[Data items]
==================================================

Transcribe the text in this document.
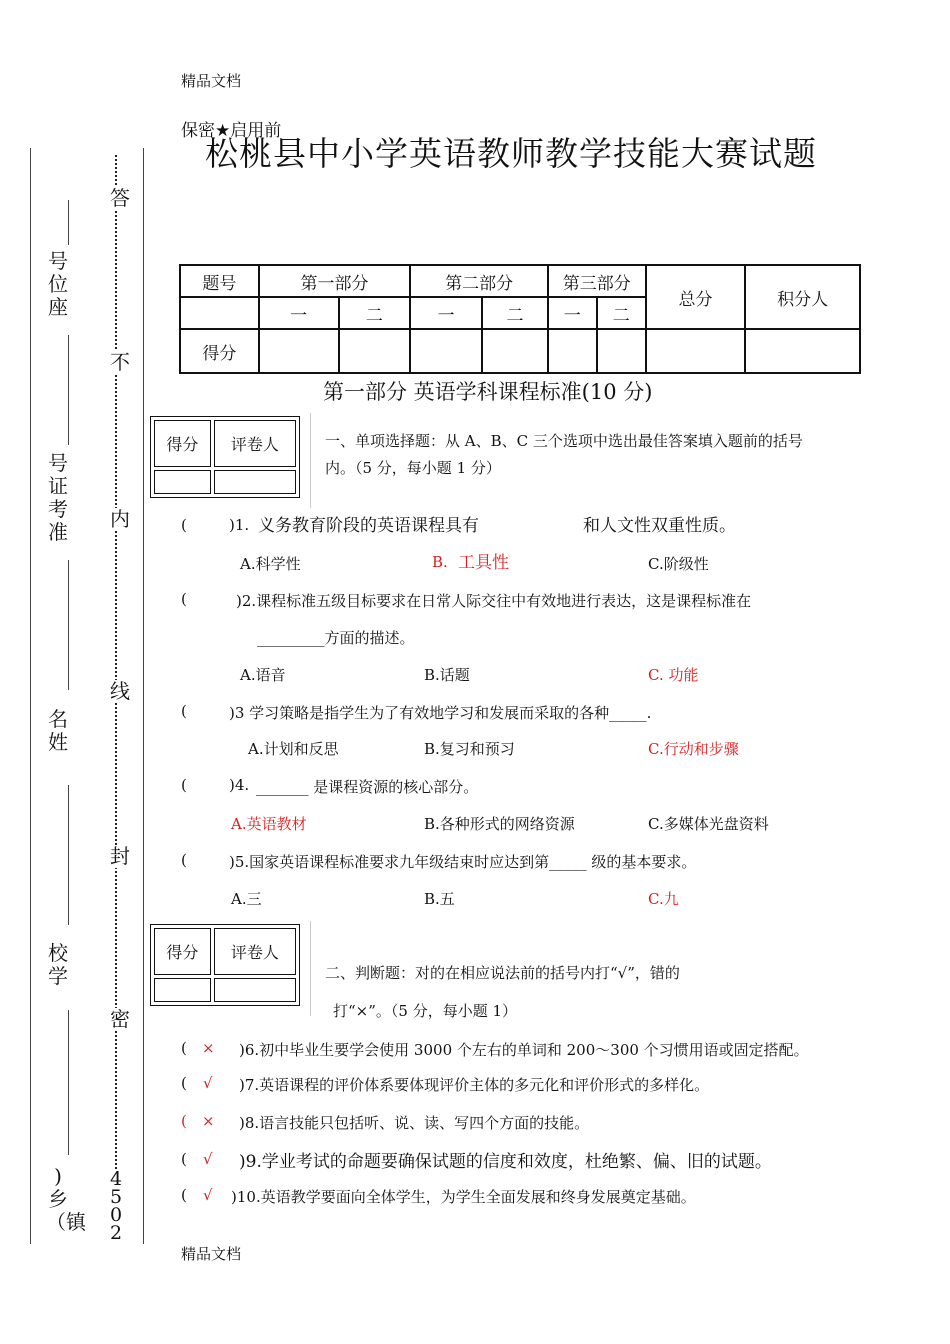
精品文档
精品文档
保密★启用前
松桃县中小学英语教师教学技能大赛试题
号位座
号证考准
名姓
校学
)乡（镇
答
不
内
线
封
密
4502
题号	第一部分		第二部分		第三部分		总分	积分人
	一	二	一	二	一	二		
得分								
第一部分 英语学科课程标准(10 分)
得分	评卷人
		一、单项选择题：从 A、B、C 三个选项中选出最佳答案填入题前的括号
内。（5 分，每小题 1 分）
(	)1. 义务教育阶段的英语课程具有	和人文性双重性质。
A.科学性	B. 工具性	C.阶级性
(	)2.课程标准五级目标要求在日常人际交往中有效地进行表达，这是课程标准在
_________方面的描述。
A.语音	B.话题	C. 功能
(	)3 学习策略是指学生为了有效地学习和发展而采取的各种_____.
A.计划和反思	B.复习和预习	C.行动和步骤
(	)4. _______ 是课程资源的核心部分。
A.英语教材	B.各种形式的网络资源	C.多媒体光盘资料
(	)5.国家英语课程标准要求九年级结束时应达到第_____ 级的基本要求。
A.三	B.五	C.九
得分	评卷人

二、判断题：对的在相应说法前的括号内打“√”，错的
打“×”。（5 分，每小题 1）
( × )6.初中毕业生要学会使用 3000 个左右的单词和 200～300 个习惯用语或固定搭配。
( √ )7.英语课程的评价体系要体现评价主体的多元化和评价形式的多样化。
( × )8.语言技能只包括听、说、读、写四个方面的技能。
( √ )9.学业考试的命题要确保试题的信度和效度，杜绝繁、偏、旧的试题。
( √ )10.英语教学要面向全体学生，为学生全面发展和终身发展奠定基础。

==================================================

■ What to do ■
Copy out all of the material exactly as written, without its pictures.

■ Output of the task ■
Transcribe the text in this document.
精品文档
精品文档
保密★启用前
松桃县中小学英语教师教学技能大赛试题
号位座
号证考准
名姓
校学
)乡（镇
答
不
内
线
封
密
4502
题号	第一部分		第二部分		第三部分		总分	积分人
	一	二	一	二	一	二		
得分								
第一部分 英语学科课程标准(10 分)
得分	评卷人
		一、单项选择题：从 A、B、C 三个选项中选出最佳答案填入题前的括号
内。（5 分，每小题 1 分）
(	)1. 义务教育阶段的英语课程具有	和人文性双重性质。
A.科学性	B. 工具性	C.阶级性
(	)2.课程标准五级目标要求在日常人际交往中有效地进行表达，这是课程标准在
_________方面的描述。
A.语音	B.话题	C. 功能
(	)3 学习策略是指学生为了有效地学习和发展而采取的各种_____.
A.计划和反思	B.复习和预习	C.行动和步骤
(	)4. _______ 是课程资源的核心部分。
A.英语教材	B.各种形式的网络资源	C.多媒体光盘资料
(	)5.国家英语课程标准要求九年级结束时应达到第_____ 级的基本要求。
A.三	B.五	C.九
得分	评卷人

二、判断题：对的在相应说法前的括号内打“√”，错的
打“×”。（5 分，每小题 1）
( × )6.初中毕业生要学会使用 3000 个左右的单词和 200～300 个习惯用语或固定搭配。
( √ )7.英语课程的评价体系要体现评价主体的多元化和评价形式的多样化。
( × )8.语言技能只包括听、说、读、写四个方面的技能。
( √ )9.学业考试的命题要确保试题的信度和效度，杜绝繁、偏、旧的试题。
( √ )10.英语教学要面向全体学生，为学生全面发展和终身发展奠定基础。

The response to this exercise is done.